- Task to complete: Of all the lines in the material below, how many include the string "color"? Give the number only.

- Given data:
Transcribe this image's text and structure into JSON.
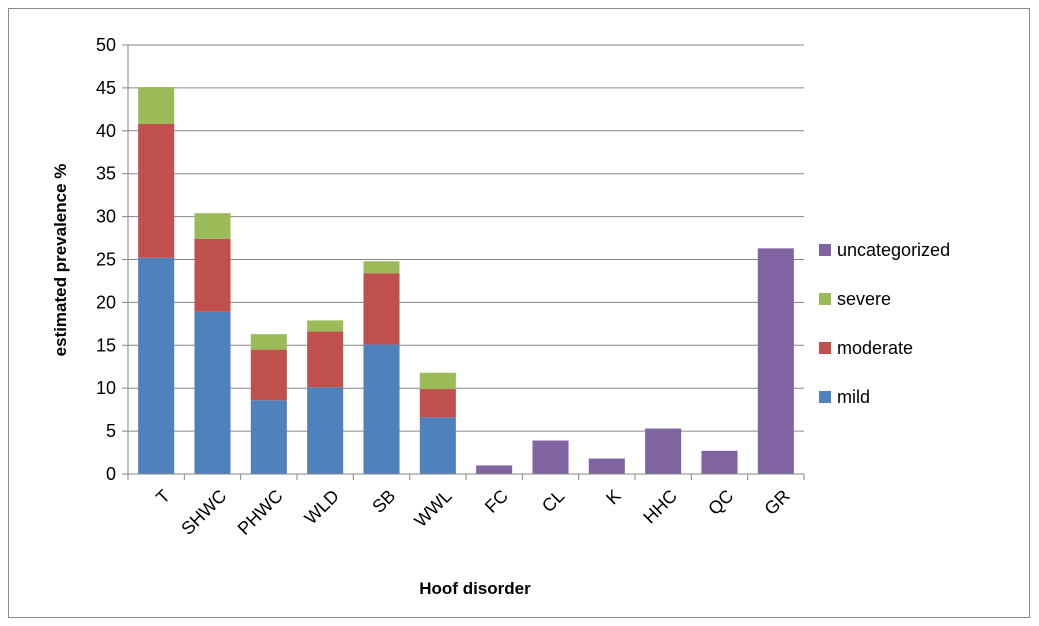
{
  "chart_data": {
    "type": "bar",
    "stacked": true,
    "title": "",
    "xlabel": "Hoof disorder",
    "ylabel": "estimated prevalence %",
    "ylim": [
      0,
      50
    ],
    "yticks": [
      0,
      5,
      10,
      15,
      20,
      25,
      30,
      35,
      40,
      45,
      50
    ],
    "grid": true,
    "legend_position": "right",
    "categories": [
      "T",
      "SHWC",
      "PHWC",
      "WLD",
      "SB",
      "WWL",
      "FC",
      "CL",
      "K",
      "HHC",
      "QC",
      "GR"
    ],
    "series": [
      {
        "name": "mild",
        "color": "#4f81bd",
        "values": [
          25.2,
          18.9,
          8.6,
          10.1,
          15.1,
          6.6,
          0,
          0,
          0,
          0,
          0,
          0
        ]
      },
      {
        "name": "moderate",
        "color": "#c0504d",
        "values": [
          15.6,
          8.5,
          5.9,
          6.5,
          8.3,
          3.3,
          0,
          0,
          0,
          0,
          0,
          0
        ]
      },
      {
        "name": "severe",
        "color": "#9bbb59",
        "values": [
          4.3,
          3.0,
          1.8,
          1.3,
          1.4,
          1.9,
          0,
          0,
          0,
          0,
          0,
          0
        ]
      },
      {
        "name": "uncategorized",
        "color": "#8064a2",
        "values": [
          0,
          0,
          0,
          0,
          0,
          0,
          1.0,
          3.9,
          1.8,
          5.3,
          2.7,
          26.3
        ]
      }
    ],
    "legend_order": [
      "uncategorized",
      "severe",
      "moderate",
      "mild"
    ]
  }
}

- Complete output: 4